The Orb featuring Lee Scratch Perry: The Orbserver In The Star House (CD, Cooking Vinyl, August 2012)

I admire The Orb. I own a couple of seminal works. In practice, I don’t listen to them all that often. And I’m highly sceptical of their more recent efforts. I think they fell into the ambient sandtrap: the genre is inherently loosely structured, but there’s an elusive something which saves the good stuff from being incoherent and inconsequential… The Orb had it, and they lost it. I feel kind of the same way about Lee Scratch Perry. So, I listened to samples of this record more out of curiosity than expectation. And I was very pleasantly surprised. I think a big part of it is that, in his late seventies, he’s clearly having huge fun: he just rambles in a supremely relaxed fashion, he oozes charisma, and I can’t help feeling happy with him. The Orb’s ambient loops and squiggles are a great counterpoint, and make so much more sense with Perry’s vocals to play off and around. I guess the most immediately noteworthy tracks are Golden Clouds (which starts with a husky-voiced woman asking “So, Mr Perry, what were the skies like when you were young?”, and does feature a guest appearance from the famous Steve Reich loop, but is very much it’s own song) and Police & Thieves (which is rather closer to a cover version). But there’s just as much pleasure to be found in Perry advising “If you tirsty, drink some water”, and heading off from there. This is a disarmingly charming record, and it’s really great to hear two such talents bringing the best out of each other and producing work that stands proudly with their classics.

I bought this from Boomkat. They call it Dub / Reggae.

Mika Vainio: Fe3O4 — Magnetite (CD, Touch, August 2012)

Stored data:
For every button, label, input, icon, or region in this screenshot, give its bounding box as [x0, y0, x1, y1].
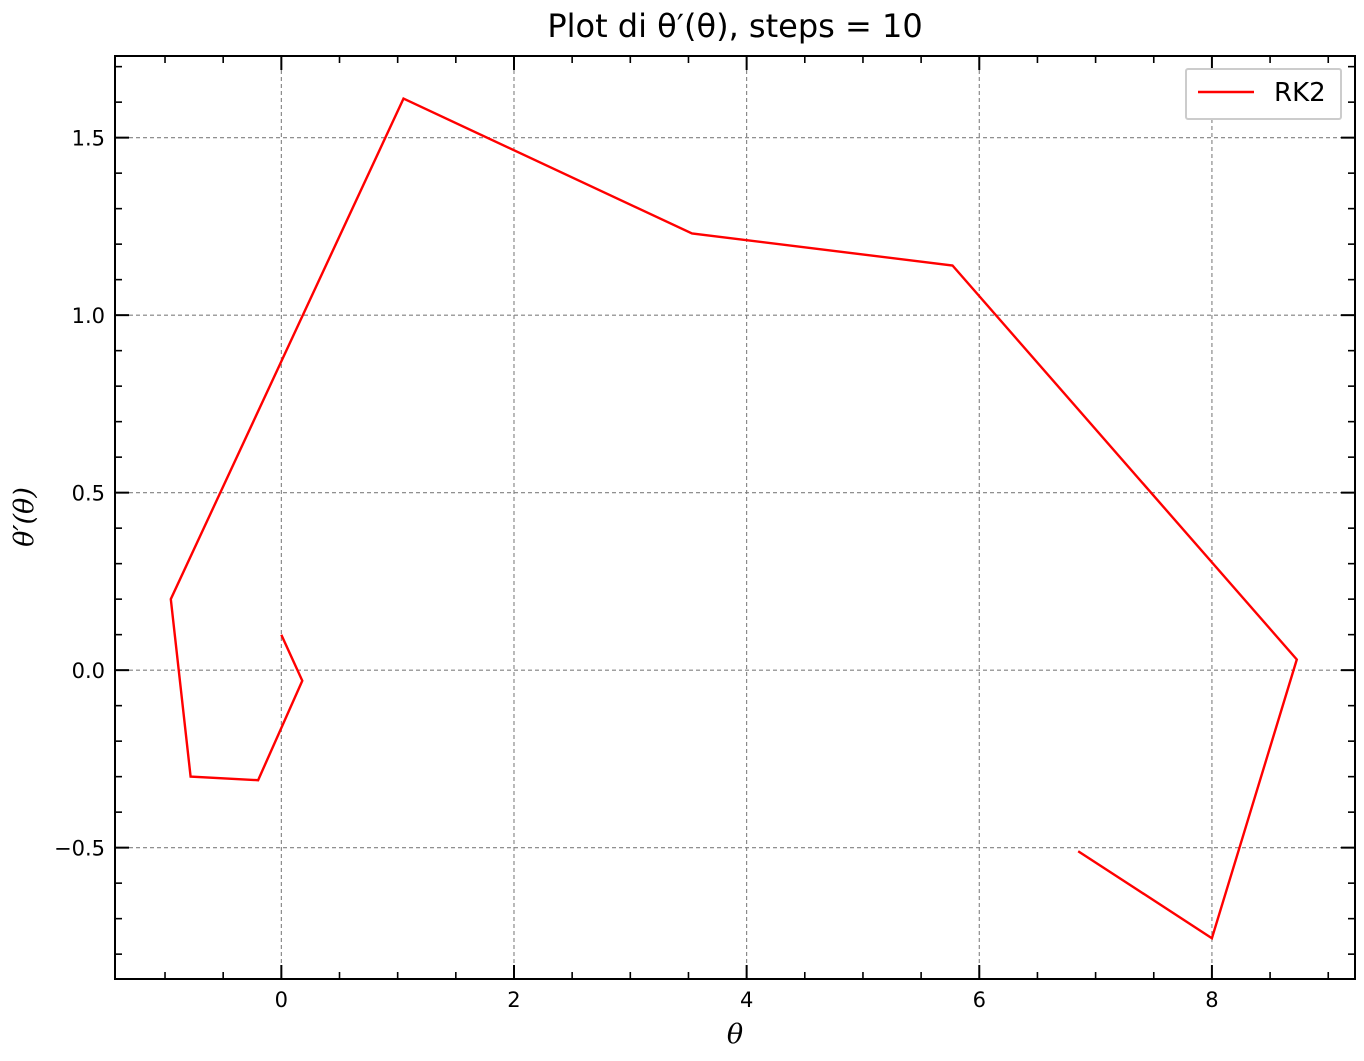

What to do:
1. In the album review, which store did the reviewer buy the record from?
2. Say whether each statement agrees with the album review, and quote the words of the review that decide it.
(a) The reviewer listened to samples of the record more out of curiosity than expectation.
(b) The reviewer listens to The Orb's seminal works very often.
(c) The reviewer describes Police & Thieves as close to a cover version.
3. Write the next part of the album review, picking up from the point where it stops.

Response list:
1. Boomkat.

2.
(a) Yes: "I listened to samples of this record more out of curiosity than expectation."
(b) No: "In practice, I don’t listen to them all that often."
(c) Yes: "which is rather closer to a cover version"

3.
Mika Vainio treats us to another fine selection of sudden clunks, gut-wobbling buzzes, and long ominous silences. An obvious reference point would be his last album with Ilpo Väisänen as Pan Sonic. The comparison is interesting: this trades a little of Gravitoni‘s raw power for a little subtlety. You could almost say that this is the chamber music to Pan Sonic’s symphony. Certainly, the tracks here feel like self-contained experiments, or possibly even like variations of a theme (a sense heightened by the track titles: Magentotactic, Magnetosphere, Magnetosense, etc.). Of course, all things are relative, and this is still a fairly monstrous thing. Good work, noisy Finnish dude!

I bought this from Boomkat. They call it Electronic.

Sigur Rós: Valtari (CD, EMI, May 2012)

Sigur Rós are one of those instantly recognizable bands. They invented a kind of melodic drone-pop which nobody has really even tried to imitate (I suppose the closest I’ve heard would be Amiina, who sometimes sound like a kind of instrumental version ― and, as Sigur Rós’s backing band, that’s not too much of a surprise). And they spent most of their career perfecting the form, getting subtly more melodic while losing none of their other-worldly beauty: 2005’s Takk… had an achingly fragile magic which tended to stop the most hardened indie fans in their tracks, and caused Oasis fans’ chins to wobble slightly (even when they’re actually singing about nosebleeds, apparently). Their next studio album was 2008’s Með suð í eyrum við spilum endalaust, which I found a huge disappointment: it seemed to be self-indulgently kookie indie pop nonsense. The next four years saw only compilation and live releases… I like to think that they were having a careful think about what they’d done. I was hugely relieved, therefore, to hear Valtari: it is, to my ears, a proper SR record, more like Ágætis byrjun or () than anything they’ve done since. My first encounter with this was actually seeing the accompanying video project at a film festival: this opens with Ekki Múkk, which consists of a single shot of the sea, with the look of a light-damaged and fly-marked old photograph, while a boat sails slowly across the shot, several metres above the waves, inching slightly higher into the air as it goes… a perfect image for this music. It’s not going to be my favourite (which honour probably goes to 2007’s acoustic live album, Heim) but it’s just satisfying to hear them making the magic happen again.

I bought this from Boomkat. They call it Indie / Rock / Alternative.

Godspeed You! Black Emperor: Allelujah! Don’t Bend! Ascend! (CD, Constellation, October 2012)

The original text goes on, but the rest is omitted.